▸ EXERCISE OBJECTIVE
Beneath this task is a listing; retype all of it exactly.

BEGIN RAW RECORDS

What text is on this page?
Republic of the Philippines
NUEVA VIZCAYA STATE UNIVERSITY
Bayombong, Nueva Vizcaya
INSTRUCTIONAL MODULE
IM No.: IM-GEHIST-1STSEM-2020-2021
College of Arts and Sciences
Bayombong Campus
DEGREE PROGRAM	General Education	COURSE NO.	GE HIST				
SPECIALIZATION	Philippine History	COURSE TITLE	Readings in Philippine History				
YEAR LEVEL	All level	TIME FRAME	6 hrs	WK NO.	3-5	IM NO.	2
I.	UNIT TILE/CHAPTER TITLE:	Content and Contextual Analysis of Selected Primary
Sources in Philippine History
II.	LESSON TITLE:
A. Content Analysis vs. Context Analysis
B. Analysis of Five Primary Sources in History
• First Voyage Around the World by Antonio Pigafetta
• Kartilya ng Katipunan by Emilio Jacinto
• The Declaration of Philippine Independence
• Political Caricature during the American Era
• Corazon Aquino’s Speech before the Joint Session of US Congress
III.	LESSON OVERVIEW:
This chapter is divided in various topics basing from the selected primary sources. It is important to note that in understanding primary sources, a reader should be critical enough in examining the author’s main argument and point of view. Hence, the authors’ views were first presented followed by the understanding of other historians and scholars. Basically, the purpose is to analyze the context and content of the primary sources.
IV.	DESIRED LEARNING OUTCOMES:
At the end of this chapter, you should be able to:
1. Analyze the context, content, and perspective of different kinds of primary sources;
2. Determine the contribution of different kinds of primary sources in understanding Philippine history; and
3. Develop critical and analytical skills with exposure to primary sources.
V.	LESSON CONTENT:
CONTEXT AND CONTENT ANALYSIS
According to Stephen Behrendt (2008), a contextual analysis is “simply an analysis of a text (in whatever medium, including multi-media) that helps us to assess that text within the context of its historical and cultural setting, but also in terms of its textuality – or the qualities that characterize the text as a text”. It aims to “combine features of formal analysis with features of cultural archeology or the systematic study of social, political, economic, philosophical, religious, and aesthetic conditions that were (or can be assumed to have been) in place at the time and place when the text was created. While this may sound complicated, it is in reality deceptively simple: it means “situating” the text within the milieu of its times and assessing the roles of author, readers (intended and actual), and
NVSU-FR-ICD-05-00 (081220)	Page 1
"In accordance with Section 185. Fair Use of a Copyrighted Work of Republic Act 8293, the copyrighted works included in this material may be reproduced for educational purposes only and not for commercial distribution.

END RAW RECORDS

▸ ANSWER TO THIS TASK
What text is on this page?
Republic of the Philippines
NUEVA VIZCAYA STATE UNIVERSITY
Bayombong, Nueva Vizcaya
INSTRUCTIONAL MODULE
IM No.: IM-GEHIST-1STSEM-2020-2021
College of Arts and Sciences
Bayombong Campus
DEGREE PROGRAM	General Education	COURSE NO.	GE HIST				
SPECIALIZATION	Philippine History	COURSE TITLE	Readings in Philippine History				
YEAR LEVEL	All level	TIME FRAME	6 hrs	WK NO.	3-5	IM NO.	2
I.	UNIT TILE/CHAPTER TITLE:	Content and Contextual Analysis of Selected Primary
Sources in Philippine History
II.	LESSON TITLE:
A. Content Analysis vs. Context Analysis
B. Analysis of Five Primary Sources in History
• First Voyage Around the World by Antonio Pigafetta
• Kartilya ng Katipunan by Emilio Jacinto
• The Declaration of Philippine Independence
• Political Caricature during the American Era
• Corazon Aquino’s Speech before the Joint Session of US Congress
III.	LESSON OVERVIEW:
This chapter is divided in various topics basing from the selected primary sources. It is important to note that in understanding primary sources, a reader should be critical enough in examining the author’s main argument and point of view. Hence, the authors’ views were first presented followed by the understanding of other historians and scholars. Basically, the purpose is to analyze the context and content of the primary sources.
IV.	DESIRED LEARNING OUTCOMES:
At the end of this chapter, you should be able to:
1. Analyze the context, content, and perspective of different kinds of primary sources;
2. Determine the contribution of different kinds of primary sources in understanding Philippine history; and
3. Develop critical and analytical skills with exposure to primary sources.
V.	LESSON CONTENT:
CONTEXT AND CONTENT ANALYSIS
According to Stephen Behrendt (2008), a contextual analysis is “simply an analysis of a text (in whatever medium, including multi-media) that helps us to assess that text within the context of its historical and cultural setting, but also in terms of its textuality – or the qualities that characterize the text as a text”. It aims to “combine features of formal analysis with features of cultural archeology or the systematic study of social, political, economic, philosophical, religious, and aesthetic conditions that were (or can be assumed to have been) in place at the time and place when the text was created. While this may sound complicated, it is in reality deceptively simple: it means “situating” the text within the milieu of its times and assessing the roles of author, readers (intended and actual), and
NVSU-FR-ICD-05-00 (081220)	Page 1
"In accordance with Section 185. Fair Use of a Copyrighted Work of Republic Act 8293, the copyrighted works included in this material may be reproduced for educational purposes only and not for commercial distribution.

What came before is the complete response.